## BEGIN Input data
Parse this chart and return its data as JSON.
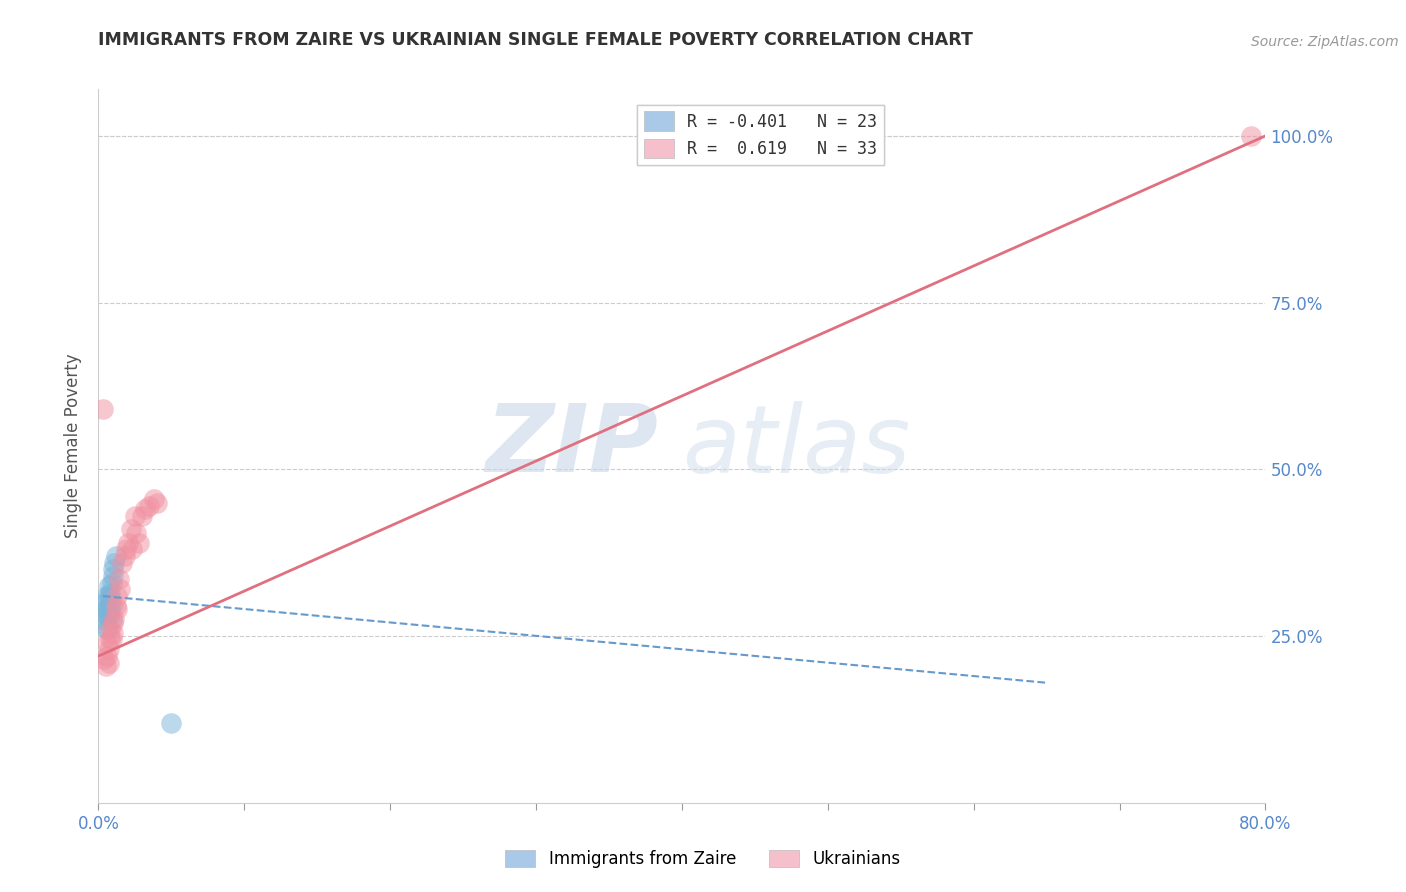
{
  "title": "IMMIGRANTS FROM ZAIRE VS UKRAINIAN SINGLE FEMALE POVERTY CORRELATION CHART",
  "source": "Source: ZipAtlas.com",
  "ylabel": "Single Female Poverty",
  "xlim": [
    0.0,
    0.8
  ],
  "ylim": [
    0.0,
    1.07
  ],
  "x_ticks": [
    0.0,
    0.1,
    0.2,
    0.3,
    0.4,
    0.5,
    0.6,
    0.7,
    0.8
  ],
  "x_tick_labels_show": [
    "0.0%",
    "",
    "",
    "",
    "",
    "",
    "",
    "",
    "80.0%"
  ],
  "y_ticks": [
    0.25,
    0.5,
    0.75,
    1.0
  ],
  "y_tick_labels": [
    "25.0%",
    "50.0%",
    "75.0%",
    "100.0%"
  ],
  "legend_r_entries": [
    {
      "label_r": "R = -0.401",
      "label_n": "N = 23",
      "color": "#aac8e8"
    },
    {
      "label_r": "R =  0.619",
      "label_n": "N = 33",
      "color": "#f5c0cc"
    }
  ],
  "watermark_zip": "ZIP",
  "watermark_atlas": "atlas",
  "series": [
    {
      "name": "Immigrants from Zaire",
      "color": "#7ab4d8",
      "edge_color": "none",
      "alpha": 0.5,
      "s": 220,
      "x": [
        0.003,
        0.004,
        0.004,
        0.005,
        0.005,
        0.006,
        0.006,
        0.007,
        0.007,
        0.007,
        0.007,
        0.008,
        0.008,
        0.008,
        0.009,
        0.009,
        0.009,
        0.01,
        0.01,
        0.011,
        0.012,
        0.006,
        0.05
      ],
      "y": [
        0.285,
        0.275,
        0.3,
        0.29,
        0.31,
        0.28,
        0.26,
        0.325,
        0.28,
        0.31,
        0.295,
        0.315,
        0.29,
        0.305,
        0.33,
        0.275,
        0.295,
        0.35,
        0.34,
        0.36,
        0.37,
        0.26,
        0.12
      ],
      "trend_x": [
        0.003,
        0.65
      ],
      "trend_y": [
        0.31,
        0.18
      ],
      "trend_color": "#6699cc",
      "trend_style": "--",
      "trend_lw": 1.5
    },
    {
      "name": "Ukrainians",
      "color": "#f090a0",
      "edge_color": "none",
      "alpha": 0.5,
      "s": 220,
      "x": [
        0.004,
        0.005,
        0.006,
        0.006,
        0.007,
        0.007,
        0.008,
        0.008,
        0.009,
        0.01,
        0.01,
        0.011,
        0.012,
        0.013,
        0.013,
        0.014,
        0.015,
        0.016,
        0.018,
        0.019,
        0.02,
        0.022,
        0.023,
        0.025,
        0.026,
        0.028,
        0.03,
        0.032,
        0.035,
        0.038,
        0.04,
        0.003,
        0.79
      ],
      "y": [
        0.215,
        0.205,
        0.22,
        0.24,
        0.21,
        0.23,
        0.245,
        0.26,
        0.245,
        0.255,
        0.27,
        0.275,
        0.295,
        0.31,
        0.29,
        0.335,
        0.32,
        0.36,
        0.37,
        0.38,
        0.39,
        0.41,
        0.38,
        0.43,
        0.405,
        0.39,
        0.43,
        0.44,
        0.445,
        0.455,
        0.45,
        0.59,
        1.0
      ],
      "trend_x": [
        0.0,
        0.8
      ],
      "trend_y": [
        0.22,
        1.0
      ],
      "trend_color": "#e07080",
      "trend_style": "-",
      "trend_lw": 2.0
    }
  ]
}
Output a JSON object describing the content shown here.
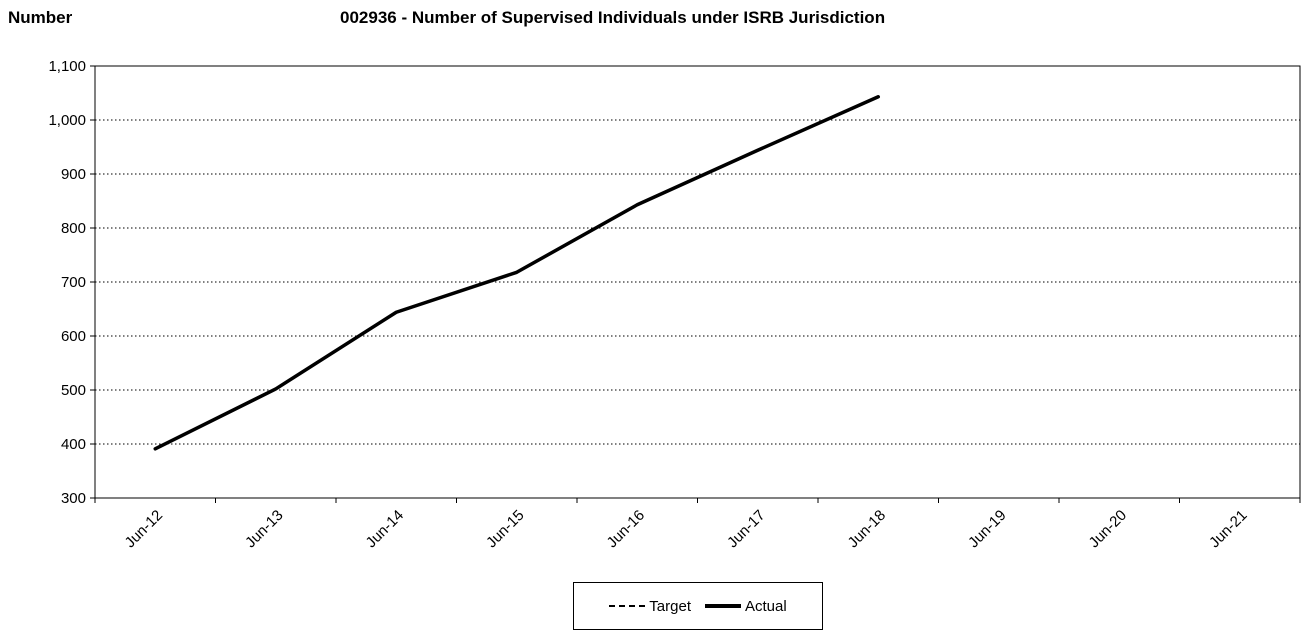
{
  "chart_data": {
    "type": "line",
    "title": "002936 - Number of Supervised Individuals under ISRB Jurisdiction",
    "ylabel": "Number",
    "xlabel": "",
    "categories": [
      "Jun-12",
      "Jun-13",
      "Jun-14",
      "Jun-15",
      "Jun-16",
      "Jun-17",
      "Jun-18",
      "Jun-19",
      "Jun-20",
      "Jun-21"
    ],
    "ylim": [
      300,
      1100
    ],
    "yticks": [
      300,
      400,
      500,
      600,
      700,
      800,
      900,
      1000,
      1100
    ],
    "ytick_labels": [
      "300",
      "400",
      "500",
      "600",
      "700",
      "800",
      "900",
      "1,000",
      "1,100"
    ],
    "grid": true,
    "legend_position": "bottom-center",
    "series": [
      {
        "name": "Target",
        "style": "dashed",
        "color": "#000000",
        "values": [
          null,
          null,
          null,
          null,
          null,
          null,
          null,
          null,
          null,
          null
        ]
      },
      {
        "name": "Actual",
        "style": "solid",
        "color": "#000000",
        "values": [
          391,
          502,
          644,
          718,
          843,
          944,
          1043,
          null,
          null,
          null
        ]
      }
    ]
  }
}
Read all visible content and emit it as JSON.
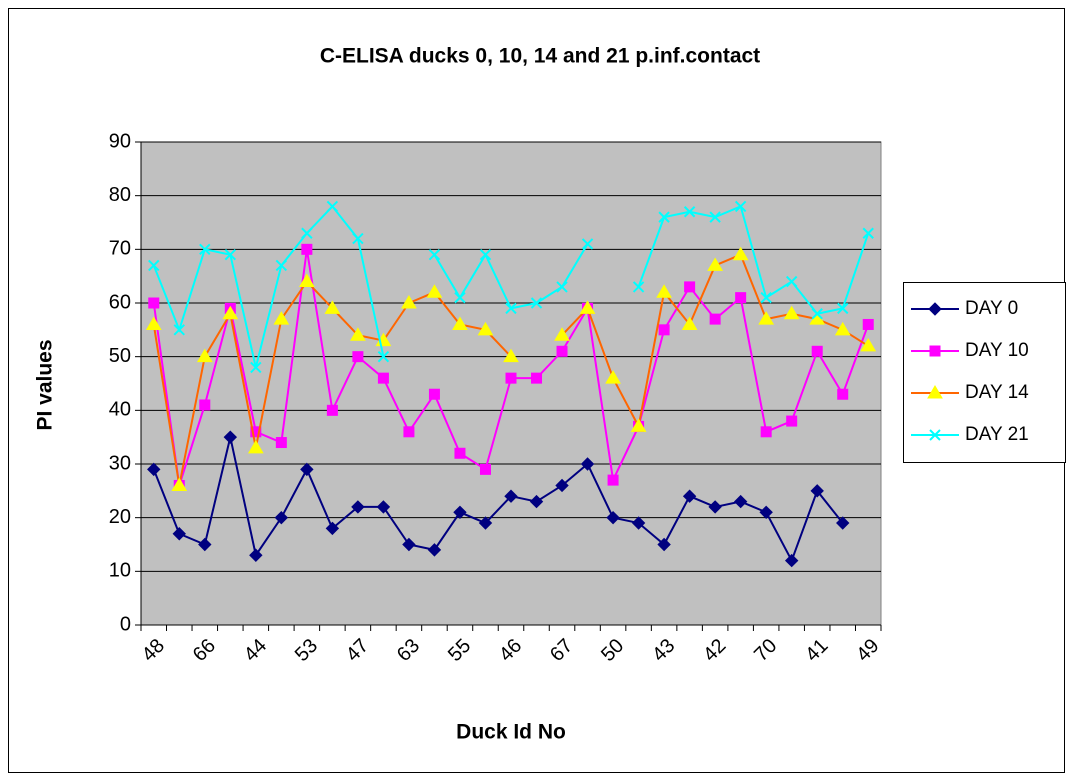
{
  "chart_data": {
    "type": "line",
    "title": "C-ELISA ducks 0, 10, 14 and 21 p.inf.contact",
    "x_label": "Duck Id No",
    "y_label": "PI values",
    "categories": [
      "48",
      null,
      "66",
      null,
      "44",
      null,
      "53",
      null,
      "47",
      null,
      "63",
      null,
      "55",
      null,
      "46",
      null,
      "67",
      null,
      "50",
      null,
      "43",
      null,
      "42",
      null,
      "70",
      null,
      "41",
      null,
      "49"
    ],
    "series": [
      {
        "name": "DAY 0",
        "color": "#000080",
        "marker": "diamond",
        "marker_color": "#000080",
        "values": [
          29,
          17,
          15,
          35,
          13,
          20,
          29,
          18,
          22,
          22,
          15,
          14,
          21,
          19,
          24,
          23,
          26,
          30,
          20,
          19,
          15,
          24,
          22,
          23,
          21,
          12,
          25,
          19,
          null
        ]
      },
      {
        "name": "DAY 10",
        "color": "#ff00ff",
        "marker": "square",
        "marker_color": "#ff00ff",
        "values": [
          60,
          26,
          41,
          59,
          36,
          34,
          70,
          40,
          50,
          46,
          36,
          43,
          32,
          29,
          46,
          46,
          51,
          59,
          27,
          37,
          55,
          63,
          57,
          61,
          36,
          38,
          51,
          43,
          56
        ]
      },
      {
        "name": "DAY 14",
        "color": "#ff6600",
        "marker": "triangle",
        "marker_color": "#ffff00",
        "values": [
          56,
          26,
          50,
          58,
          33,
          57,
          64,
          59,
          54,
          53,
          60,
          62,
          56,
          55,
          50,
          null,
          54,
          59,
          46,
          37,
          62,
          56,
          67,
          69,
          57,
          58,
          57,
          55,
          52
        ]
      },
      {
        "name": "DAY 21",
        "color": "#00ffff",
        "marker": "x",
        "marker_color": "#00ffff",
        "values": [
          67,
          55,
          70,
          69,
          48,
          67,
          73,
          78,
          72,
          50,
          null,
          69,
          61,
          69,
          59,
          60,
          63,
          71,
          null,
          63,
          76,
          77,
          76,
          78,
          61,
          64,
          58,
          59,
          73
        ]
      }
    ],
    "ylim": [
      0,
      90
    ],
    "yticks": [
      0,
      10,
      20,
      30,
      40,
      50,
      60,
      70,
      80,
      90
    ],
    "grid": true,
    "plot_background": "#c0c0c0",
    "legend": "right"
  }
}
## END Input data
Exercise:
Among the entries above, how many lines include the word "ylabel"? Reply with the number only.

The output:
2